Stated exercise 1 — Print the lines of the listing from the one containing "positivity-value-label: 9.8% [257, 183, 294, 199]" through the one containing "y-axis-tick-label: 200,000 [10, 206, 67, 222]", inclusive, reproducing each line exactly.

Who, me? Dissing Monet?? No, not at all. It’s just that Berthe Morisot doesn’t get the attention she deserves. She is my favourite Impressionist painter, and, (dare I say?) the best of the lot.
The Frick Five’s final question (which is really two questions) Which artist do you find most overrated? Which artist do you find most underrated? reminded me of Berthe Morisot. If you are thinking Berthe who? you’re not alone. Many people are not aware of her, and her significance in the history of art.
I was fortunate to come across several of her artworks in the Musée Marmottan in Paris. (Three fun facts: I briefly wrote about Mme Morisot in 2014, the Marmottan is one of my favourite art museums in Paris, and, coincidentally, it has a huge Monet wing – definitely a topic for another post.)
More recently, she has received some of the attention she deserves. In 2019, The Dallas Museum of Art hosted the international exhibition Berthe Morisot, Woman Impressionist, which also toured to the Barnes Foundation, the Musée D’orsay and the Musée National des beaux-arts du Québec. Everyone from Artnet News to The New Yorker to The Washington Post has been writing about her since 2018.
In her biography of Berthe Morisot, Anne Higonnet, outlines some of the challenges Berthe Morisot faced. From our viewpoint in the 21st century, it’s startling to realize Madame Morisot (Berthe’s mother) had to chaperone Berthe’s painting visits to the Lourve.
Nineteenth-century bourgeois convention recognized only one suitable path for women – marriage and motherhood. Anything else was failure. Single women were ‘excess’ human beings who had not fulfilled their womanly destinies. A career was supposed to ‘unsex’ a woman, leech away her femininity, and render her abnormal. In Morisot’s field, such threats acquired a daunting edge. For genius was deemed a masculine attribute. No one could imagine a great woman painter. None had yet existed, and this seemed sufficient proof that none ever would. (p.51)

Stated exercise 2 — Output the stretch of the passage on Berthe Morisot from "Nineteenth-century bourgeois convention" through "ever would. (p.51)", copying it exactly.

Rows —
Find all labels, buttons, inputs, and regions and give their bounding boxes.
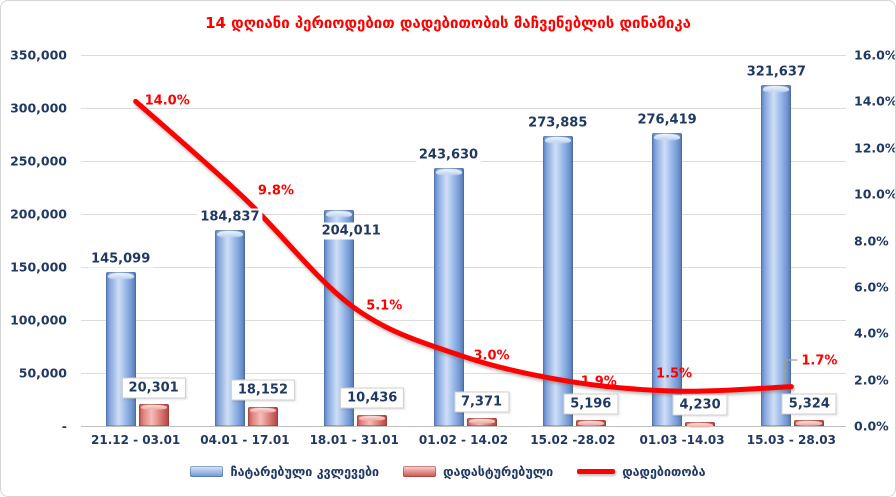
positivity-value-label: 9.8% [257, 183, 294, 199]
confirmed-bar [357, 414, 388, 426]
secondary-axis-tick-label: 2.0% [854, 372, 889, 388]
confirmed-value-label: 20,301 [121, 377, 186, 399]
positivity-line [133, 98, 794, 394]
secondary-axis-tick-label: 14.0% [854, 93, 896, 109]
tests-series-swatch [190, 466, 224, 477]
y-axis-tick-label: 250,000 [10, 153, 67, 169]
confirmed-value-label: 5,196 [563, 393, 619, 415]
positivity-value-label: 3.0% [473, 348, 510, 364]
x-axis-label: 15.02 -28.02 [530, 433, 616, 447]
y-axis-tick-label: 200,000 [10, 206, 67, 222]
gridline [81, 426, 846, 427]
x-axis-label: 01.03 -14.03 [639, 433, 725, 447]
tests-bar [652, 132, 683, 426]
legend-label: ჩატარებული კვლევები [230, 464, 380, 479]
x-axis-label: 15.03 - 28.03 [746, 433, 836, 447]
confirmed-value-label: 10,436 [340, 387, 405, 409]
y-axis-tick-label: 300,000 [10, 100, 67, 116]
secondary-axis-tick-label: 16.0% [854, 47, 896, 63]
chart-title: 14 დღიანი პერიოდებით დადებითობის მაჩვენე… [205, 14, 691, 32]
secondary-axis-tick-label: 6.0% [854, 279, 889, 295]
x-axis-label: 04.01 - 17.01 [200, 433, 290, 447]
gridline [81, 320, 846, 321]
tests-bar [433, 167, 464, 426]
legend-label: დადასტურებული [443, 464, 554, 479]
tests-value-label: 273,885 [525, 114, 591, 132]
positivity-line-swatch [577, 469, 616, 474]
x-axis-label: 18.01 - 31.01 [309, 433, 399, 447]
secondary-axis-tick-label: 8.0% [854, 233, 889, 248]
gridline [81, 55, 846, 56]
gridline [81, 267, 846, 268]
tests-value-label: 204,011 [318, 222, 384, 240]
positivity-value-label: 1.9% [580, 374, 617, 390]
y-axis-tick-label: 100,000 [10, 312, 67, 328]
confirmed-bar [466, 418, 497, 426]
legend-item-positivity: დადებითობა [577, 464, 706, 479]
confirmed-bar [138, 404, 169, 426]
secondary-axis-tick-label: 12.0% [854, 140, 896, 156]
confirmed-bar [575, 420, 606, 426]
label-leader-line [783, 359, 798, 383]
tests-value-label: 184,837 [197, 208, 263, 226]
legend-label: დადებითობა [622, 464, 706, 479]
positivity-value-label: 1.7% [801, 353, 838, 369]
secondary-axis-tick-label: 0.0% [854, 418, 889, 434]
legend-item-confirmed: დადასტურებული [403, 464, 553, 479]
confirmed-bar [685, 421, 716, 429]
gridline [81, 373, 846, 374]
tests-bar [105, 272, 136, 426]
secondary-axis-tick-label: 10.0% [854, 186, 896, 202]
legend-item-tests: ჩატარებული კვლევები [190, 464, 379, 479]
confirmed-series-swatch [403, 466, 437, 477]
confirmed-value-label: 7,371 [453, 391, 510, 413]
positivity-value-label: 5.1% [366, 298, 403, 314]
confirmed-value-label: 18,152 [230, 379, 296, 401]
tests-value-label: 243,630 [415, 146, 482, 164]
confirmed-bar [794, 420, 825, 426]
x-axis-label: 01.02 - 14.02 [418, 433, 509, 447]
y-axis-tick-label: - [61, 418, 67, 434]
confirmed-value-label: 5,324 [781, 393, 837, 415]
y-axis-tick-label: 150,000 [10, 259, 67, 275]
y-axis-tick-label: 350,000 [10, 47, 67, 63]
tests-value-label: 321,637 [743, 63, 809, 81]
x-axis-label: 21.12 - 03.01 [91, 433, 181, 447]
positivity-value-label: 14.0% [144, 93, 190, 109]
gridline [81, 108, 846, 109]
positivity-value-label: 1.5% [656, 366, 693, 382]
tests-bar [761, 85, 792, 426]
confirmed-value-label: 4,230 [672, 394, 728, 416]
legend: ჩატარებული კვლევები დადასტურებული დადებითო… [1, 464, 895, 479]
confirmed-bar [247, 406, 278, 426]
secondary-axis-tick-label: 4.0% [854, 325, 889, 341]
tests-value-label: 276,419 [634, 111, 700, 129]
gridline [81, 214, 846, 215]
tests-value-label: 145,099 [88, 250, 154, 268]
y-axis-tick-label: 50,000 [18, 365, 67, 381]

Correct response 1 —
positivity-value-label: 9.8% [257, 183, 294, 199]
confirmed-bar [357, 414, 388, 426]
secondary-axis-tick-label: 2.0% [854, 372, 889, 388]
confirmed-value-label: 20,301 [121, 377, 186, 399]
positivity-line [133, 98, 794, 394]
secondary-axis-tick-label: 14.0% [854, 93, 896, 109]
tests-series-swatch [190, 466, 224, 477]
y-axis-tick-label: 250,000 [10, 153, 67, 169]
confirmed-value-label: 5,196 [563, 393, 619, 415]
positivity-value-label: 3.0% [473, 348, 510, 364]
x-axis-label: 15.02 -28.02 [530, 433, 616, 447]
y-axis-tick-label: 200,000 [10, 206, 67, 222]

Correct response 2 —
Nineteenth-century bourgeois convention recognized only one suitable path for women – marriage and motherhood. Anything else was failure. Single women were ‘excess’ human beings who had not fulfilled their womanly destinies. A career was supposed to ‘unsex’ a woman, leech away her femininity, and render her abnormal. In Morisot’s field, such threats acquired a daunting edge. For genius was deemed a masculine attribute. No one could imagine a great woman painter. None had yet existed, and this seemed sufficient proof that none ever would. (p.51)